#### [Provided entries]

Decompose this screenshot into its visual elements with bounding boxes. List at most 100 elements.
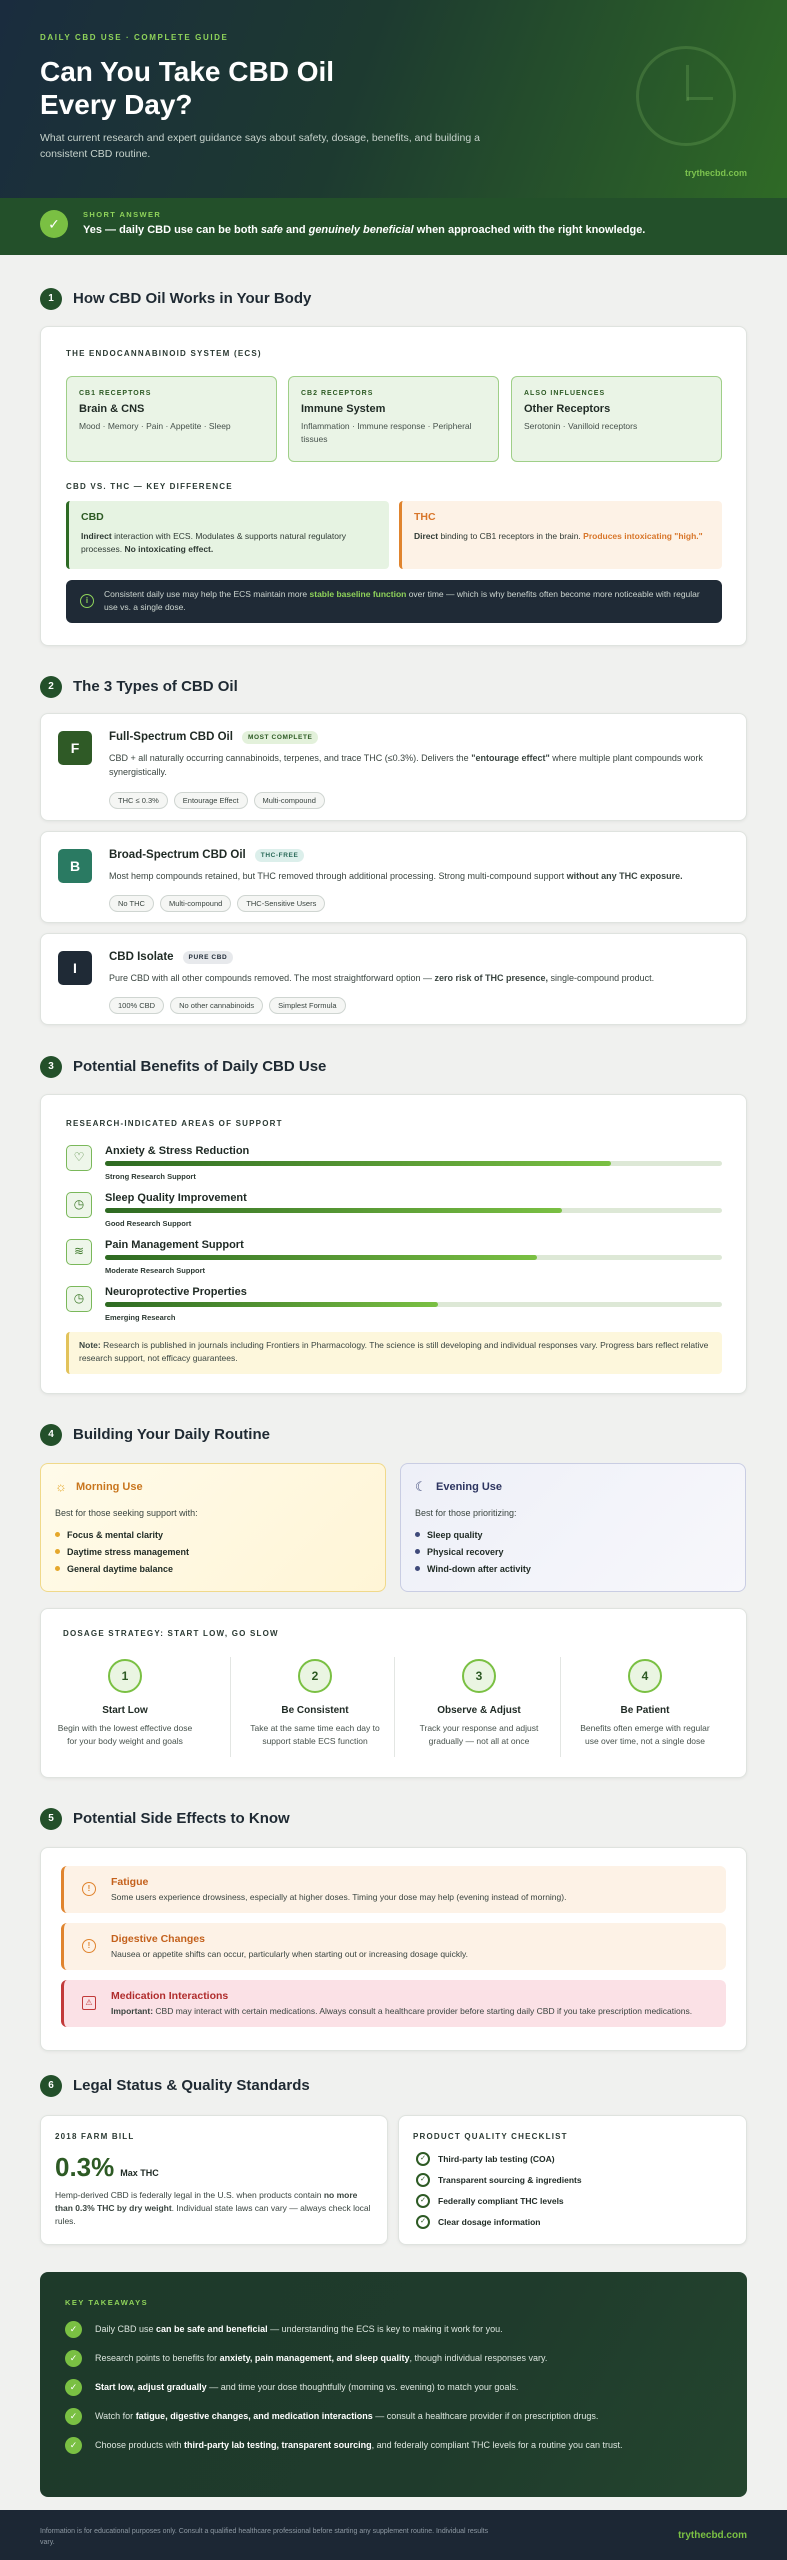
full-spectrum-icon: F (58, 731, 92, 765)
heart-icon: ♡ (66, 1145, 92, 1171)
broad-spectrum-icon: B (58, 849, 92, 883)
section-title: Potential Benefits of Daily CBD Use (73, 1058, 327, 1075)
tag: No THC (109, 895, 154, 912)
badge: PURE CBD (182, 951, 234, 964)
list-item: Wind-down after activity (415, 1564, 531, 1574)
site-link[interactable]: trythecbd.com (685, 168, 747, 178)
type-card-full-spectrum: F Full-Spectrum CBD Oil MOST COMPLETE CBD… (40, 713, 747, 821)
section-title: Legal Status & Quality Standards (73, 2077, 310, 2094)
list-item: General daytime balance (55, 1564, 189, 1574)
section-title: The 3 Types of CBD Oil (73, 678, 238, 695)
check-icon: ✓ (65, 2437, 82, 2454)
takeaways-heading: KEY TAKEAWAYS (65, 2298, 149, 2307)
benefit-bar-fill (105, 1161, 611, 1166)
dosage-step: 2 Be Consistent Take at the same time each… (235, 1659, 395, 1748)
evening-title: Evening Use (436, 1481, 503, 1493)
tag: 100% CBD (109, 997, 165, 1014)
evening-list: Sleep quality Physical recovery Wind-down … (415, 1530, 531, 1581)
checklist-item: Transparent sourcing & ingredients (438, 2175, 582, 2185)
short-answer-banner: ✓ SHORT ANSWER Yes — daily CBD use can b… (0, 198, 787, 255)
check-icon: ✓ (416, 2152, 430, 2166)
hero-subtitle: What current research and expert guidanc… (40, 132, 480, 160)
page-title: Can You Take CBD Oil Every Day? (40, 55, 440, 121)
type-name: Full-Spectrum CBD Oil MOST COMPLETE (109, 731, 319, 744)
type-card-isolate: I CBD Isolate PURE CBD Pure CBD with all … (40, 933, 747, 1025)
check-icon: ✓ (65, 2379, 82, 2396)
type-name: CBD Isolate PURE CBD (109, 951, 234, 964)
quality-checklist-card: PRODUCT QUALITY CHECKLIST ✓ Third-party l… (398, 2115, 747, 2245)
benefit-bar (105, 1208, 722, 1213)
benefit-bar-fill (105, 1302, 439, 1307)
tag: Entourage Effect (173, 792, 248, 809)
footer: Information is for educational purposes … (0, 2510, 787, 2560)
list-item: Focus & mental clarity (55, 1530, 189, 1540)
morning-list: Focus & mental clarity Daytime stress man… (55, 1530, 189, 1581)
section-number: 6 (40, 2075, 62, 2097)
section-title: Building Your Daily Routine (73, 1426, 270, 1443)
thc-compare-box: THC Direct binding to CB1 receptors in t… (399, 501, 722, 569)
footer-site-link[interactable]: trythecbd.com (678, 2530, 747, 2541)
type-name: Broad-Spectrum CBD Oil THC-FREE (109, 849, 305, 862)
type-description: Pure CBD with all other compounds remove… (109, 973, 655, 983)
section-number: 2 (40, 676, 62, 698)
type-description: CBD + all naturally occurring cannabinoi… (109, 753, 703, 777)
warning-icon: ⚠ (82, 1996, 96, 2010)
benefit-support-label: Moderate Research Support (105, 1266, 206, 1275)
evening-use-card: ☾ Evening Use Best for those prioritizin… (400, 1463, 746, 1592)
check-icon: ✓ (65, 2321, 82, 2338)
side-effect-medication: ⚠ Medication Interactions Important: CBD … (61, 1980, 726, 2027)
side-effect-fatigue: ! Fatigue Some users experience drowsines… (61, 1866, 726, 1913)
alert-icon: ! (82, 1939, 96, 1953)
tag: THC-Sensitive Users (237, 895, 326, 912)
layers-icon: ≋ (66, 1239, 92, 1265)
benefit-name: Anxiety & Stress Reduction (105, 1145, 250, 1157)
check-icon: ✓ (40, 210, 68, 238)
benefit-bar-fill (105, 1208, 562, 1213)
moon-icon: ☾ (415, 1479, 427, 1494)
checklist-item: Clear dosage information (438, 2217, 541, 2227)
hero-banner: DAILY CBD USE · COMPLETE GUIDE Can You T… (0, 0, 787, 198)
title-line-1: Can You Take CBD Oil (40, 56, 335, 87)
dosage-step: 4 Be Patient Benefits often emerge with re… (565, 1659, 725, 1748)
research-note: Note: Research is published in journals … (66, 1332, 722, 1374)
section-number: 3 (40, 1056, 62, 1078)
side-effect-digestive: ! Digestive Changes Nausea or appetite sh… (61, 1923, 726, 1970)
list-item: Physical recovery (415, 1547, 531, 1557)
thc-limit: 0.3% Max THC (55, 2152, 159, 2182)
cbd-compare-box: CBD Indirect interaction with ECS. Modul… (66, 501, 389, 569)
benefit-support-label: Strong Research Support (105, 1172, 196, 1181)
ecs-note: i Consistent daily use may help the ECS … (66, 580, 722, 623)
tag: THC ≤ 0.3% (109, 792, 168, 809)
clock-icon: ◷ (66, 1286, 92, 1312)
benefit-bar (105, 1255, 722, 1260)
type-card-broad-spectrum: B Broad-Spectrum CBD Oil THC-FREE Most he… (40, 831, 747, 923)
morning-title: Morning Use (76, 1481, 143, 1493)
tag: Simplest Formula (269, 997, 346, 1014)
benefit-support-label: Good Research Support (105, 1219, 192, 1228)
type-tags: 100% CBD No other cannabinoids Simplest Fo… (109, 995, 352, 1014)
farm-bill-card: 2018 FARM BILL 0.3% Max THC Hemp-derived … (40, 2115, 388, 2245)
check-icon: ✓ (65, 2408, 82, 2425)
footer-disclaimer: Information is for educational purposes … (40, 2528, 489, 2546)
type-tags: THC ≤ 0.3% Entourage Effect Multi-compound (109, 790, 331, 809)
benefit-name: Neuroprotective Properties (105, 1286, 247, 1298)
benefits-heading: RESEARCH-INDICATED AREAS OF SUPPORT (66, 1119, 283, 1128)
section-title: Potential Side Effects to Know (73, 1810, 290, 1827)
receptor-cb1: CB1 RECEPTORS Brain & CNS Mood · Memory · … (66, 376, 277, 462)
dosage-heading: DOSAGE STRATEGY: START LOW, GO SLOW (63, 1629, 279, 1638)
farm-bill-text: Hemp-derived CBD is federally legal in t… (55, 2190, 371, 2226)
list-item: Sleep quality (415, 1530, 531, 1540)
checklist-item: Federally compliant THC levels (438, 2196, 564, 2206)
isolate-icon: I (58, 951, 92, 985)
key-takeaways: KEY TAKEAWAYS ✓ Daily CBD use can be safe… (40, 2272, 747, 2497)
list-item: Daytime stress management (55, 1547, 189, 1557)
section-number: 5 (40, 1808, 62, 1830)
badge: MOST COMPLETE (241, 731, 319, 744)
benefit-name: Sleep Quality Improvement (105, 1192, 247, 1204)
dosage-card: DOSAGE STRATEGY: START LOW, GO SLOW 1 Sta… (40, 1608, 747, 1778)
ecs-heading: THE ENDOCANNABINOID SYSTEM (ECS) (66, 349, 262, 358)
benefit-name: Pain Management Support (105, 1239, 244, 1251)
check-icon: ✓ (65, 2350, 82, 2367)
morning-use-card: ☼ Morning Use Best for those seeking sup… (40, 1463, 386, 1592)
tag: Multi-compound (253, 792, 325, 809)
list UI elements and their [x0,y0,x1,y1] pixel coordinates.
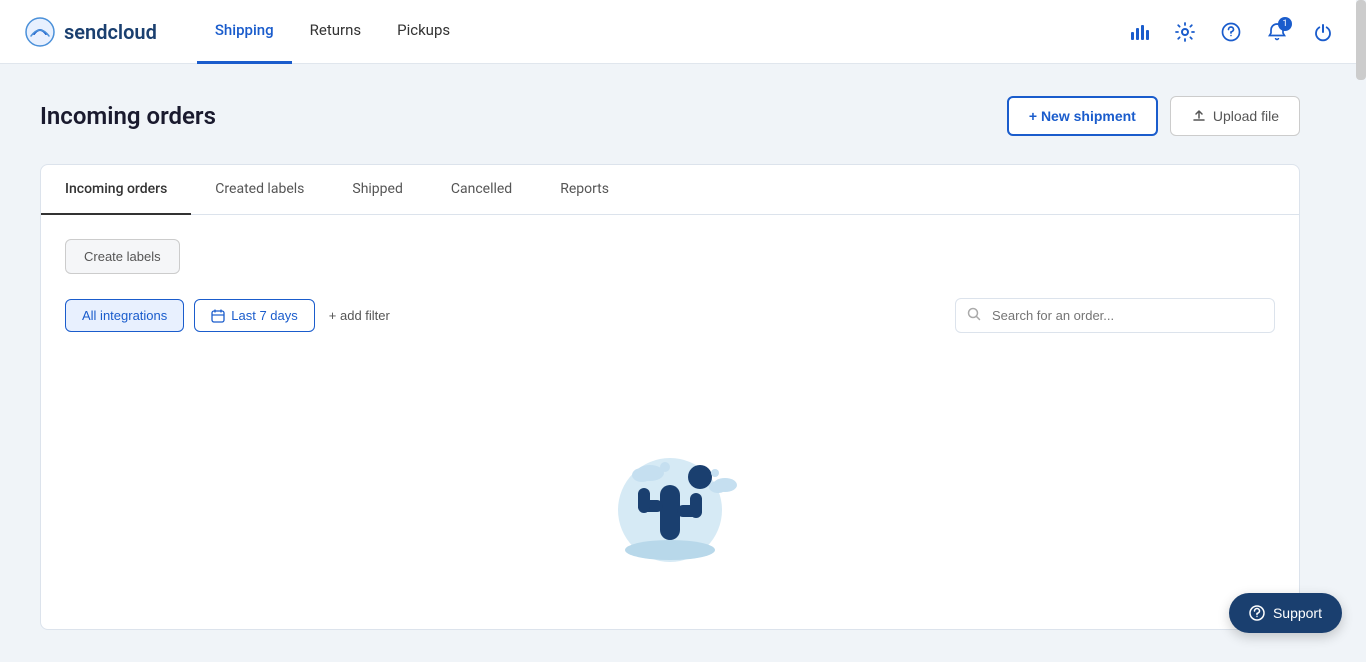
support-icon [1249,605,1265,621]
nav-returns[interactable]: Returns [292,0,379,64]
main-nav: Shipping Returns Pickups [197,0,1120,64]
scrollbar[interactable] [1356,0,1366,657]
notification-badge: 1 [1278,17,1292,31]
navbar-actions: 1 [1120,13,1342,51]
tab-shipped[interactable]: Shipped [328,165,426,215]
power-icon [1313,22,1333,42]
empty-state [65,365,1275,605]
tabs-bar: Incoming orders Created labels Shipped C… [41,165,1299,215]
search-wrapper [955,298,1275,333]
upload-icon [1191,108,1207,124]
calendar-icon [211,309,225,323]
analytics-icon-btn[interactable] [1120,13,1158,51]
tab-created-labels[interactable]: Created labels [191,165,328,215]
page-header: Incoming orders + New shipment Upload fi… [40,96,1300,136]
search-input[interactable] [955,298,1275,333]
nav-shipping[interactable]: Shipping [197,0,292,64]
add-filter-button[interactable]: + add filter [325,300,394,331]
tab-reports[interactable]: Reports [536,165,633,215]
navbar: sendcloud Shipping Returns Pickups [0,0,1366,64]
notifications-icon-btn[interactable]: 1 [1258,13,1296,51]
scrollbar-thumb[interactable] [1356,0,1366,80]
page-title: Incoming orders [40,102,216,130]
tab-incoming-orders[interactable]: Incoming orders [41,165,191,215]
support-button[interactable]: Support [1229,593,1342,633]
page-header-actions: + New shipment Upload file [1007,96,1300,136]
tab-content: Create labels All integrations Last 7 da… [41,215,1299,629]
upload-file-button[interactable]: Upload file [1170,96,1300,136]
tab-cancelled[interactable]: Cancelled [427,165,536,215]
chart-icon [1129,22,1149,42]
nav-pickups[interactable]: Pickups [379,0,468,64]
brand-name: sendcloud [64,20,157,44]
settings-icon-btn[interactable] [1166,13,1204,51]
brand-logo[interactable]: sendcloud [24,16,157,48]
create-labels-button[interactable]: Create labels [65,239,180,274]
filters-row: All integrations Last 7 days + add filte… [65,298,1275,333]
tab-toolbar: Create labels [65,239,1275,274]
sendcloud-logo-icon [24,16,56,48]
new-shipment-button[interactable]: + New shipment [1007,96,1158,136]
gear-icon [1175,22,1195,42]
help-icon-btn[interactable] [1212,13,1250,51]
search-icon [967,307,981,325]
power-icon-btn[interactable] [1304,13,1342,51]
help-icon [1221,22,1241,42]
date-filter[interactable]: Last 7 days [194,299,315,332]
support-label: Support [1273,605,1322,621]
tabs-container: Incoming orders Created labels Shipped C… [40,164,1300,630]
page-content: Incoming orders + New shipment Upload fi… [0,64,1340,662]
empty-state-illustration [590,405,750,565]
all-integrations-filter[interactable]: All integrations [65,299,184,332]
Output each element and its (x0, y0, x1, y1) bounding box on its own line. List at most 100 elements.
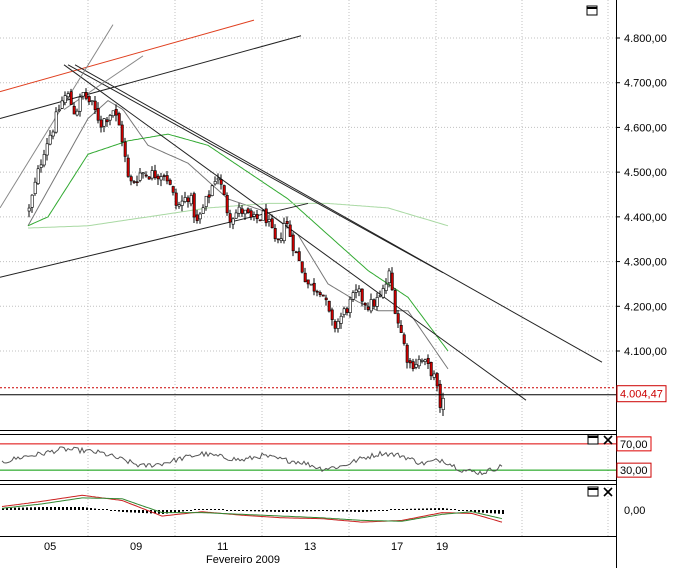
macd-histogram-bar (230, 510, 232, 511)
macd-histogram-bar (370, 510, 372, 512)
macd-histogram-bar (270, 510, 272, 512)
macd-histogram-bar (34, 507, 36, 510)
macd-histogram-bar (198, 509, 200, 510)
macd-histogram-bar (430, 508, 432, 510)
candle-body (324, 297, 328, 301)
candle-body (300, 261, 304, 273)
x-tick-label: 19 (436, 541, 448, 553)
candle-body (360, 288, 364, 302)
macd-histogram-bar (438, 508, 440, 510)
maximize-icon[interactable] (587, 486, 599, 497)
candle-body (45, 143, 49, 156)
macd-histogram-bar (302, 510, 304, 512)
macd-histogram-bar (118, 510, 120, 512)
candle (117, 111, 121, 126)
macd-histogram-bar (78, 507, 80, 510)
macd-histogram-bar (294, 510, 296, 512)
macd-histogram-bar (266, 510, 268, 512)
macd-histogram-bar (54, 507, 56, 510)
candle-body (246, 208, 250, 213)
candle-body (258, 219, 262, 222)
candle-body (414, 364, 418, 368)
candle-body (351, 292, 355, 300)
candle-body (99, 119, 103, 128)
candle (393, 287, 397, 315)
macd-histogram-bar (70, 507, 72, 510)
candle-body (219, 179, 223, 185)
candle-body (42, 154, 46, 166)
candle-body (69, 91, 73, 105)
macd-histogram-bar (38, 507, 40, 510)
macd-histogram-bar (14, 507, 16, 510)
candle-body (309, 283, 313, 286)
macd-histogram-bar (254, 510, 256, 512)
maximize-icon[interactable] (586, 5, 598, 16)
candle-body (417, 359, 421, 367)
candle-body (339, 315, 343, 324)
macd-histogram-bar (274, 510, 276, 512)
candle-body (192, 193, 196, 218)
candle-body (213, 181, 217, 185)
macd-histogram-bar (338, 510, 340, 512)
macd-histogram-bar (82, 507, 84, 510)
candle-body (156, 175, 160, 180)
candle-body (123, 141, 127, 157)
macd-histogram-bar (494, 510, 496, 514)
candle (126, 154, 130, 178)
candle-body (402, 334, 406, 344)
candle-body (285, 221, 289, 224)
macd-histogram-bar (178, 510, 180, 512)
x-tick-label: 17 (391, 541, 403, 553)
maximize-icon[interactable] (587, 434, 599, 445)
macd-histogram-bar (310, 510, 312, 512)
y-tick-label: 4.200,00 (624, 301, 667, 313)
candle-body (186, 197, 190, 203)
candle-body (423, 359, 427, 362)
candle-body (141, 172, 145, 175)
candle-body (420, 360, 424, 362)
macd-histogram-bar (162, 510, 164, 514)
macd-histogram-bar (218, 509, 220, 510)
macd-histogram-bar (426, 508, 428, 510)
candle-body (327, 300, 331, 312)
candle-body (204, 195, 208, 207)
candle-body (384, 283, 388, 291)
candle-body (363, 302, 367, 306)
candle-body (39, 164, 43, 168)
macd-histogram-bar (98, 509, 100, 510)
macd-histogram-bar (282, 510, 284, 512)
candle-body (396, 313, 400, 324)
macd-histogram-bar (354, 510, 356, 512)
candle (327, 300, 331, 313)
candle-body (117, 113, 121, 126)
candle-body (369, 299, 373, 312)
candle-body (375, 297, 379, 307)
macd-histogram-bar (390, 509, 392, 510)
candle-body (231, 218, 235, 225)
macd-histogram-bar (402, 509, 404, 510)
x-tick-label: 13 (304, 541, 316, 553)
y-tick-label: 4.800,00 (624, 33, 667, 45)
macd-histogram-bar (442, 508, 444, 510)
macd-histogram-bar (210, 509, 212, 510)
candle-body (54, 111, 58, 133)
macd-histogram-bar (446, 508, 448, 510)
macd-histogram-bar (330, 510, 332, 512)
candle-body (147, 176, 151, 180)
candle-body (426, 357, 430, 365)
candle-body (321, 294, 325, 297)
candle-body (189, 195, 193, 205)
macd-histogram-bar (58, 507, 60, 510)
candle-body (174, 192, 178, 206)
candle-body (243, 209, 247, 215)
macd-histogram-bar (462, 510, 464, 511)
candle (309, 283, 313, 286)
candle-body (372, 299, 376, 307)
candle-body (228, 213, 232, 223)
trading-chart-window: 4.100,00 4.200,00 4.300,00 4.400,00 4.500,00… (0, 0, 678, 568)
candle (300, 261, 304, 274)
candle-body (93, 100, 97, 110)
macd-histogram-bar (434, 508, 436, 510)
x-tick-label: 05 (44, 541, 56, 553)
candle-body (333, 321, 337, 329)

#### [Exercise aim]
Reproduce only the data lines starting at the line that has "macd-histogram-bar (230, 510, 232, 511)" and stopping after the line that has "candle-body (360, 288, 364, 302)", substituting "x-axis-label" for "x-tick-label" and leaving everything else unchanged.

#### [Exercise response]
macd-histogram-bar (230, 510, 232, 511)
macd-histogram-bar (370, 510, 372, 512)
macd-histogram-bar (270, 510, 272, 512)
macd-histogram-bar (34, 507, 36, 510)
macd-histogram-bar (198, 509, 200, 510)
macd-histogram-bar (430, 508, 432, 510)
candle-body (324, 297, 328, 301)
candle-body (300, 261, 304, 273)
x-axis-label: 19 (436, 541, 448, 553)
candle-body (360, 288, 364, 302)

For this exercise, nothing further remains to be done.